Stored data:
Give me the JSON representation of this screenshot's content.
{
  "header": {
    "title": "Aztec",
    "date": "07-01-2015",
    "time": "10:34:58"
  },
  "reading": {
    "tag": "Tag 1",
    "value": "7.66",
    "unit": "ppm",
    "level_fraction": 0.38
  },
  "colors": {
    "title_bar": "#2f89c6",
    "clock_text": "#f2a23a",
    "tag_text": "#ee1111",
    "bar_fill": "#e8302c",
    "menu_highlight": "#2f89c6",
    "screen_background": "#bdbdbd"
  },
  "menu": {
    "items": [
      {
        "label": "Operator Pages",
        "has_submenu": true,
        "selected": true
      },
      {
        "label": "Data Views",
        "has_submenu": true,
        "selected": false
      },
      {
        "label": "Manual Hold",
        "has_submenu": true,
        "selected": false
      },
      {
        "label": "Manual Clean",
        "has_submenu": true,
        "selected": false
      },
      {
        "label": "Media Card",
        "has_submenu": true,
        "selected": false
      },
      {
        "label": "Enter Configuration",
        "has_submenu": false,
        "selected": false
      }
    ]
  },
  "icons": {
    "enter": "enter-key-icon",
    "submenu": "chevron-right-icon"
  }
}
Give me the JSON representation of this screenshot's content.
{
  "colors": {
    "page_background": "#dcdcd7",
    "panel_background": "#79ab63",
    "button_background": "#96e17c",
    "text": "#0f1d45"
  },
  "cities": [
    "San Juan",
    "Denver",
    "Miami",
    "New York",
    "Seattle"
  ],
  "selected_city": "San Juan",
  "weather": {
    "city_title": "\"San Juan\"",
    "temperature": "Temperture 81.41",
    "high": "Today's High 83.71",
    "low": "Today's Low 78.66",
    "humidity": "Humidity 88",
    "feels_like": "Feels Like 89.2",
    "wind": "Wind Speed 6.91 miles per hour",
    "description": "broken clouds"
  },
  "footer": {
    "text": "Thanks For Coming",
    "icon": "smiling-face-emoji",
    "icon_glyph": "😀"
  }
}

BRIEF: Copy out all of the data exactly, leaving nothing out.

FULL RESPONSE:
Give me the JSON representation of this screenshot's content.
{
  "header": {
    "title": "Aztec",
    "date": "07-01-2015",
    "time": "10:34:58"
  },
  "reading": {
    "tag": "Tag 1",
    "value": "7.66",
    "unit": "ppm",
    "level_fraction": 0.38
  },
  "colors": {
    "title_bar": "#2f89c6",
    "clock_text": "#f2a23a",
    "tag_text": "#ee1111",
    "bar_fill": "#e8302c",
    "menu_highlight": "#2f89c6",
    "screen_background": "#bdbdbd"
  },
  "menu": {
    "items": [
      {
        "label": "Operator Pages",
        "has_submenu": true,
        "selected": true
      },
      {
        "label": "Data Views",
        "has_submenu": true,
        "selected": false
      },
      {
        "label": "Manual Hold",
        "has_submenu": true,
        "selected": false
      },
      {
        "label": "Manual Clean",
        "has_submenu": true,
        "selected": false
      },
      {
        "label": "Media Card",
        "has_submenu": true,
        "selected": false
      },
      {
        "label": "Enter Configuration",
        "has_submenu": false,
        "selected": false
      }
    ]
  },
  "icons": {
    "enter": "enter-key-icon",
    "submenu": "chevron-right-icon"
  }
}
Give me the JSON representation of this screenshot's content.
{
  "colors": {
    "page_background": "#dcdcd7",
    "panel_background": "#79ab63",
    "button_background": "#96e17c",
    "text": "#0f1d45"
  },
  "cities": [
    "San Juan",
    "Denver",
    "Miami",
    "New York",
    "Seattle"
  ],
  "selected_city": "San Juan",
  "weather": {
    "city_title": "\"San Juan\"",
    "temperature": "Temperture 81.41",
    "high": "Today's High 83.71",
    "low": "Today's Low 78.66",
    "humidity": "Humidity 88",
    "feels_like": "Feels Like 89.2",
    "wind": "Wind Speed 6.91 miles per hour",
    "description": "broken clouds"
  },
  "footer": {
    "text": "Thanks For Coming",
    "icon": "smiling-face-emoji",
    "icon_glyph": "😀"
  }
}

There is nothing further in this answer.